(Stored entries)
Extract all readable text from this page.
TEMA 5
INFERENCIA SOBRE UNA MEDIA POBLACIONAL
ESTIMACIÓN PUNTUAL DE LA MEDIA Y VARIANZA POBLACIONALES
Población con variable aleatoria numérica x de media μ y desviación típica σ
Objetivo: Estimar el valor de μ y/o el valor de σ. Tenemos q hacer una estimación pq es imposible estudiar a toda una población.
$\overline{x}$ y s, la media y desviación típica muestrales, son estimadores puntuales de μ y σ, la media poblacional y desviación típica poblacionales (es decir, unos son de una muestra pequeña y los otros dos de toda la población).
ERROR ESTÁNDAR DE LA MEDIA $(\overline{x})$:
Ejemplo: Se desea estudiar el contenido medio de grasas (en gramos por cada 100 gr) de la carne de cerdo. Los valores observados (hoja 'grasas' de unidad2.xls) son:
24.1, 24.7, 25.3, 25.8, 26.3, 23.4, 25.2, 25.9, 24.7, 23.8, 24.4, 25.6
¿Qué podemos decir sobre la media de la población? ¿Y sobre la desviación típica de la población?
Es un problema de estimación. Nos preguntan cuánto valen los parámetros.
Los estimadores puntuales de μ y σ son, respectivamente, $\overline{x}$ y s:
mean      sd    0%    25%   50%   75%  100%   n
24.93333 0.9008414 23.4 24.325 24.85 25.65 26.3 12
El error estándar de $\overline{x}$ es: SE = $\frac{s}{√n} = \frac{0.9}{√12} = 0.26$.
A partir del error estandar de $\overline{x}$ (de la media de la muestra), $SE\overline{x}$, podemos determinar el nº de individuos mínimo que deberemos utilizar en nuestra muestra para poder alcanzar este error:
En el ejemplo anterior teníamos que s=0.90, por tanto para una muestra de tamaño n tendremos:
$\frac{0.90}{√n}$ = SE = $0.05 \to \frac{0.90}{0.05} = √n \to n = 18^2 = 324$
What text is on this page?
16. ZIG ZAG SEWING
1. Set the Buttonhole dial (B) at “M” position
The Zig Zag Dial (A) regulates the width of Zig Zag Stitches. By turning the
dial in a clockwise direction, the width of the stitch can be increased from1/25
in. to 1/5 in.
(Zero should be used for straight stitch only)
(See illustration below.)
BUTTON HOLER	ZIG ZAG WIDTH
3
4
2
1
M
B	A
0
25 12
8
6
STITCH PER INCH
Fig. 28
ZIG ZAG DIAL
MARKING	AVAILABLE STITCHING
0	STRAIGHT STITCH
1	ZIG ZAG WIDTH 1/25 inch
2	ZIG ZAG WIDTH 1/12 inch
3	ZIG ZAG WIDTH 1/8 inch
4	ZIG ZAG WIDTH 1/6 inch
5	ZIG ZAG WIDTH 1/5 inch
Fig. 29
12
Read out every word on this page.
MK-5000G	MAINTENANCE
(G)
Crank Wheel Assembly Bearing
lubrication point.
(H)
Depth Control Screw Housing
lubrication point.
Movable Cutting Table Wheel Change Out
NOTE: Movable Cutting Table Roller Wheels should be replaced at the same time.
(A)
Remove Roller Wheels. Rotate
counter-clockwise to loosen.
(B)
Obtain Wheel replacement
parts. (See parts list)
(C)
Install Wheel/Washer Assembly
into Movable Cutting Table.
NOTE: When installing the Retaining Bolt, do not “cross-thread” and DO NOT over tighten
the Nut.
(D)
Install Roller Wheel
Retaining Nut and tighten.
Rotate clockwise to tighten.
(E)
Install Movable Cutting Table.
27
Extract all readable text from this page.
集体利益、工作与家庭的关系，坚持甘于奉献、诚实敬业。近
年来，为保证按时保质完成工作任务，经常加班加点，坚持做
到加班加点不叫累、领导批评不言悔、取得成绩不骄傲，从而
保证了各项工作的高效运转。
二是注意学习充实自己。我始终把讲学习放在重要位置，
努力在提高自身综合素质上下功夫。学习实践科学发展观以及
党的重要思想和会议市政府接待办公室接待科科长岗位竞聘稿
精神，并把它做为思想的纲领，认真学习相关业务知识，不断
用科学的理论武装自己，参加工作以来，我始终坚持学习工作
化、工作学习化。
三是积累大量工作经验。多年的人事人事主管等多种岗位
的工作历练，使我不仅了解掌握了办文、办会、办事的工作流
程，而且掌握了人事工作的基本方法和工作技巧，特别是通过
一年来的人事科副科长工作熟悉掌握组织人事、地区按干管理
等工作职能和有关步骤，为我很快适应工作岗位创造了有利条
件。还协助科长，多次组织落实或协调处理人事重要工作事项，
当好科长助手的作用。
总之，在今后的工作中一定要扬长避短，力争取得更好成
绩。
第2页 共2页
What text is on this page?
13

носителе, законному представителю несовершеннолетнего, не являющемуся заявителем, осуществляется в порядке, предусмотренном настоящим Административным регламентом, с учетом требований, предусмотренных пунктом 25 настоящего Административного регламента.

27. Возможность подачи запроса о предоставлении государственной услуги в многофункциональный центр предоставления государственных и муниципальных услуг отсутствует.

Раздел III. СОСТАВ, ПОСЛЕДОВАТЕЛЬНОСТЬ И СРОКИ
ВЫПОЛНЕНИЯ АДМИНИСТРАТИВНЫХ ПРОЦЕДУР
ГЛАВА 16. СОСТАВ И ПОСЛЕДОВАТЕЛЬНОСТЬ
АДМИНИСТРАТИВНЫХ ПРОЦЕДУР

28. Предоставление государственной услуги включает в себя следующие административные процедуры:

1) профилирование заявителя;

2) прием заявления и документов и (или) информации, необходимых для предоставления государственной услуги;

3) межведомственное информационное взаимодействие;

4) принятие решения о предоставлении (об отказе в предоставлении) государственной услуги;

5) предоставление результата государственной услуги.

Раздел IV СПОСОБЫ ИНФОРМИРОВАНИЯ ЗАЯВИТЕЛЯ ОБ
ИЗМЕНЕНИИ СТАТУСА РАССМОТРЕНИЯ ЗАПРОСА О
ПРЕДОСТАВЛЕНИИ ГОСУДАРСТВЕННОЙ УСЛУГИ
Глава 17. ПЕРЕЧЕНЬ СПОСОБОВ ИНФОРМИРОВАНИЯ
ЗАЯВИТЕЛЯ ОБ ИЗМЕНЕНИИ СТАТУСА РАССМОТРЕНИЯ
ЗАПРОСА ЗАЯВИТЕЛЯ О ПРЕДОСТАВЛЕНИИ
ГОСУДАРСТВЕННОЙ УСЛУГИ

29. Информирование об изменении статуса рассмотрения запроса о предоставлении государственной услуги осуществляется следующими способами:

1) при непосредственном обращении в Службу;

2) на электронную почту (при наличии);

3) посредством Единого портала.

» Exercise requirements
Check each line of these records for the string "toda" and state only how many lines have it.

» Full solution
2